### Raw records

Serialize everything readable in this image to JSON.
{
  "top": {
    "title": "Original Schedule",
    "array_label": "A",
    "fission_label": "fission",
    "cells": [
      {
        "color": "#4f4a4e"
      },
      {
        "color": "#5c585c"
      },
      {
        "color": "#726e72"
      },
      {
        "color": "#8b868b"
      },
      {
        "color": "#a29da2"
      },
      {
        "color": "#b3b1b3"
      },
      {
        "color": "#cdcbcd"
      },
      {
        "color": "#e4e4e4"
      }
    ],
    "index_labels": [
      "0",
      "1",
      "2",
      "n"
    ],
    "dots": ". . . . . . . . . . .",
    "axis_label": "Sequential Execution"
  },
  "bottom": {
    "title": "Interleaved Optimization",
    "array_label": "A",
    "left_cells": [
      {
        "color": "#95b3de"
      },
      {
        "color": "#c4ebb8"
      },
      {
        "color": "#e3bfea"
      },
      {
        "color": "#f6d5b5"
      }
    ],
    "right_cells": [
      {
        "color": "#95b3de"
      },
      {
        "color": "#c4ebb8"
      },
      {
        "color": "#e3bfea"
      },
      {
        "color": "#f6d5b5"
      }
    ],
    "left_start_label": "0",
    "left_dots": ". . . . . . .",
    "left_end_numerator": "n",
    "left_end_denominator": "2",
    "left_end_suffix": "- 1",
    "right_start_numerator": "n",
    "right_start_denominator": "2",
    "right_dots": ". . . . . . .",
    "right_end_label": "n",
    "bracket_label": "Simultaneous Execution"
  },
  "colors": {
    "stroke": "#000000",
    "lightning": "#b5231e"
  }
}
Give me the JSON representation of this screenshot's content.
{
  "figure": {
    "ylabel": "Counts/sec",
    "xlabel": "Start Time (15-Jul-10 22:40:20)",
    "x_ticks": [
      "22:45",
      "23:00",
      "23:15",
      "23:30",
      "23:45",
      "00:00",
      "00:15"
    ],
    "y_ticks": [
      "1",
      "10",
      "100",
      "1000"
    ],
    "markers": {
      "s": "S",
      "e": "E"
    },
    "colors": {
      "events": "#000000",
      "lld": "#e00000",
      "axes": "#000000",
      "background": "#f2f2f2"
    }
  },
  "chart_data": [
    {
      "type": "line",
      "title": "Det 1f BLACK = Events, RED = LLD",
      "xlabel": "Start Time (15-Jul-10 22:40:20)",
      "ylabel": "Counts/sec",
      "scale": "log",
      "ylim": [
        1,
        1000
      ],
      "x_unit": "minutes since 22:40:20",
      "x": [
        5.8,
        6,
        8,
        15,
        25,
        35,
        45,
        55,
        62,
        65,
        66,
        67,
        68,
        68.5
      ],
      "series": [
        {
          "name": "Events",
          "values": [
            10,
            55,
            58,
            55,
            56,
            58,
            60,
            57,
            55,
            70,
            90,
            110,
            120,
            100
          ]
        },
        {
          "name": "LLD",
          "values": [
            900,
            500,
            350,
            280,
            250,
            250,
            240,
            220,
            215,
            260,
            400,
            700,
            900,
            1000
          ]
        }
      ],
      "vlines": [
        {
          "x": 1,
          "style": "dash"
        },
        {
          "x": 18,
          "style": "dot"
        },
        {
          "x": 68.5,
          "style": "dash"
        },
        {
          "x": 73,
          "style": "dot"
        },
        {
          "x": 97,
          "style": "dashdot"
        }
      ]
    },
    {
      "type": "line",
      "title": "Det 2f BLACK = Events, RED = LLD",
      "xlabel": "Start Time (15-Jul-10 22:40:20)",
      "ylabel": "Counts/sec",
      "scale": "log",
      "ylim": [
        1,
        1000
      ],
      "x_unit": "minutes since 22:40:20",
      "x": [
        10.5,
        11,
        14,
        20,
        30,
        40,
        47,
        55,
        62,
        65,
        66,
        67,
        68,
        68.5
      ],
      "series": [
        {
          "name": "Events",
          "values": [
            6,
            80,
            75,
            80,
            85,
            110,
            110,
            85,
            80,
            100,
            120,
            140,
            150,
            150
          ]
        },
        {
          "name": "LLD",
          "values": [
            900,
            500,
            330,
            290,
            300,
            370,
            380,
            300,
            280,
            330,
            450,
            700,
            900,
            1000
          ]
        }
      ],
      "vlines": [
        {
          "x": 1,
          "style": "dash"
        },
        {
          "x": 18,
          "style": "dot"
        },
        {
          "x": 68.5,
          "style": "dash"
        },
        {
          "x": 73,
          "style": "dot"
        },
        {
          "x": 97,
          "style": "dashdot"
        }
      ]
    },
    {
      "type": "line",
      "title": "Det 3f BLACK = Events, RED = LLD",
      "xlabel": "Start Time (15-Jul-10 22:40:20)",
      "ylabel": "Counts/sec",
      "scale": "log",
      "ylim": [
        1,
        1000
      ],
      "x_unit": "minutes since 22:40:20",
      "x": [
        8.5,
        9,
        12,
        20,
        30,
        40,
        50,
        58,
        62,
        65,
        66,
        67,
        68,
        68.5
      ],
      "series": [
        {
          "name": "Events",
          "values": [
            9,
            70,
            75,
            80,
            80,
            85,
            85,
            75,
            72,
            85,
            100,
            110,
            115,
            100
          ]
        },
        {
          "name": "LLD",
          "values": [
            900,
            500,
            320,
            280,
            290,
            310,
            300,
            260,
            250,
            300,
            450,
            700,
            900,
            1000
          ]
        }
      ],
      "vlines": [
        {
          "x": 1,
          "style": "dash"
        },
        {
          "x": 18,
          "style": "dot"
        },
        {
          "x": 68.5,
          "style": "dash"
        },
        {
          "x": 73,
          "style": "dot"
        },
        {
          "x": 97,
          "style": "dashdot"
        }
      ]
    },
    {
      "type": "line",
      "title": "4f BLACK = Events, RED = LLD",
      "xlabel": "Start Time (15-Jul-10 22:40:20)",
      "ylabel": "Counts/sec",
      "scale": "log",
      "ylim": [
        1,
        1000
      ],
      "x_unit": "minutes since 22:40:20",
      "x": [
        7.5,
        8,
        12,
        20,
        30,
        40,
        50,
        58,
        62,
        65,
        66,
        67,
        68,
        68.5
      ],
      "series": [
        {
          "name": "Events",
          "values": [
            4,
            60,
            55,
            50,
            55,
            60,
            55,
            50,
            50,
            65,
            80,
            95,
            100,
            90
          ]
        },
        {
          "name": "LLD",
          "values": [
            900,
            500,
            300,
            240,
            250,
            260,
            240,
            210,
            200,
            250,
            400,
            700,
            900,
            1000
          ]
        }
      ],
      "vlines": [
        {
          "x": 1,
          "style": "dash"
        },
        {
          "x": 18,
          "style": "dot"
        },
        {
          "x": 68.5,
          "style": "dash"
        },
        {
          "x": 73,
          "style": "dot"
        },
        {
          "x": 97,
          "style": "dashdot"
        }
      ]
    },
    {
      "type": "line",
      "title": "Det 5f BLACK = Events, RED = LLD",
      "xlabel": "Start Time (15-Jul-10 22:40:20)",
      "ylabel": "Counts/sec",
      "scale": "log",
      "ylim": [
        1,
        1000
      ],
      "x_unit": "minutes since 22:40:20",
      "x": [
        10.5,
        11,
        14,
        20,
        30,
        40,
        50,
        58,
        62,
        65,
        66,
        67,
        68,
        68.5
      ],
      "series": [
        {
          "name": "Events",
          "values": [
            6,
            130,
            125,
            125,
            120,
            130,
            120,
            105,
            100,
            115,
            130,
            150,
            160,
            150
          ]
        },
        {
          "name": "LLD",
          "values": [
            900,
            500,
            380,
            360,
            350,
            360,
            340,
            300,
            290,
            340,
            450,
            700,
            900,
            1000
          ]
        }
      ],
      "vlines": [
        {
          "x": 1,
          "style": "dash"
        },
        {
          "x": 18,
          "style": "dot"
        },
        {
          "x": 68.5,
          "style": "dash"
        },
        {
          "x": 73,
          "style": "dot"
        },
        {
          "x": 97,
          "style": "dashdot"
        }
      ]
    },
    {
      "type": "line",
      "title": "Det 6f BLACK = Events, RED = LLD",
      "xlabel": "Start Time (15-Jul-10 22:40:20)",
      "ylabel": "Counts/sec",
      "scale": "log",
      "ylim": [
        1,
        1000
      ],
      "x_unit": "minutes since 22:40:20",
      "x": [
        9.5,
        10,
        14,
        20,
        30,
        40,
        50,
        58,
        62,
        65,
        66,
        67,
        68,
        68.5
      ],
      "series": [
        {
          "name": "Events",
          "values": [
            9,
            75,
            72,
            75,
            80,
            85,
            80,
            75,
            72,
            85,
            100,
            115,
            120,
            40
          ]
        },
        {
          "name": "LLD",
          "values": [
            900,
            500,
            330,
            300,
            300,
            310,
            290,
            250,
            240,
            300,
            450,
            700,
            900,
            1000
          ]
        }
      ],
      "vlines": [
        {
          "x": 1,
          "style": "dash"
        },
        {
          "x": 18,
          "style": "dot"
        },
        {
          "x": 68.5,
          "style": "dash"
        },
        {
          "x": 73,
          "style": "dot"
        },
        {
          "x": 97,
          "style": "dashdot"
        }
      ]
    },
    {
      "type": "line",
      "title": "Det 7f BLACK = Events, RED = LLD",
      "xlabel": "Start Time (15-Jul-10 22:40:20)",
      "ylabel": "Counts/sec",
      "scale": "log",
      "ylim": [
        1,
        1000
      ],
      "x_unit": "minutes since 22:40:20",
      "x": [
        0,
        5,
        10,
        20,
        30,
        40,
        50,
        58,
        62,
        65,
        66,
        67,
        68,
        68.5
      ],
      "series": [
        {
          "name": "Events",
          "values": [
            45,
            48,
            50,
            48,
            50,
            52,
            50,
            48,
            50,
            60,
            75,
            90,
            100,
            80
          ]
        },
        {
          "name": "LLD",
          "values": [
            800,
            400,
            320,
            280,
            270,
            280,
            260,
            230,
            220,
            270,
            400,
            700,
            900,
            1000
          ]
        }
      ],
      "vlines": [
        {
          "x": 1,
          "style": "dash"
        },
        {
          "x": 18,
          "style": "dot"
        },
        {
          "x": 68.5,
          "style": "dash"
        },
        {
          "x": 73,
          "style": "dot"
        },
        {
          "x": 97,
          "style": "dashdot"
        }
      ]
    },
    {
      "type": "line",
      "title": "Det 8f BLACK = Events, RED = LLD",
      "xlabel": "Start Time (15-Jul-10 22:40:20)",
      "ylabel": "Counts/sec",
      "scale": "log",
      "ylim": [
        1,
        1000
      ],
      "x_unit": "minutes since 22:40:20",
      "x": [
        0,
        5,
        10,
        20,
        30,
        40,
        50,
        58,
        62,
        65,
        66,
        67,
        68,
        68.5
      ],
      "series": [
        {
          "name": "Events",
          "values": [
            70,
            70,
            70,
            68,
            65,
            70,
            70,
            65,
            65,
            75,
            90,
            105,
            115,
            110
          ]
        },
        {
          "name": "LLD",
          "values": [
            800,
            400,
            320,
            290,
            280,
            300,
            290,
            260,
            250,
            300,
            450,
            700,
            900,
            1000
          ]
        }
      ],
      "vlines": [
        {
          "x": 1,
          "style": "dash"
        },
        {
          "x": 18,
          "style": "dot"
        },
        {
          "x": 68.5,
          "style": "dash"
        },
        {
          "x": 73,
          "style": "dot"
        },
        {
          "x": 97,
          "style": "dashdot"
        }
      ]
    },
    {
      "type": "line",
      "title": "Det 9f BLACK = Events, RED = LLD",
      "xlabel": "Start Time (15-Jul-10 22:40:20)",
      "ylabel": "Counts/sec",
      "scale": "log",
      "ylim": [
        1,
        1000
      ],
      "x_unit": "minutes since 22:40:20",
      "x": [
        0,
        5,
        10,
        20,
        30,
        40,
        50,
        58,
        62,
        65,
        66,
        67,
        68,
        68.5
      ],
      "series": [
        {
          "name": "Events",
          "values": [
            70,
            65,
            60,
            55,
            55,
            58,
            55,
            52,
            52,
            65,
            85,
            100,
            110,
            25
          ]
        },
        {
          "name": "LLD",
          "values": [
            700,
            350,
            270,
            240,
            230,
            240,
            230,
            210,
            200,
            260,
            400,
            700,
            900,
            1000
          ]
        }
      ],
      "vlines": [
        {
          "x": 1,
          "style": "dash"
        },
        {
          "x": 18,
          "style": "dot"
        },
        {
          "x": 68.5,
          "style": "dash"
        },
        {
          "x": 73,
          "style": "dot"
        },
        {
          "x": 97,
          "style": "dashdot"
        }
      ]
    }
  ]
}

### What is asked
How many lines of these entries contain the string "BLACK"? Reply with the number alone.

### Task answer
9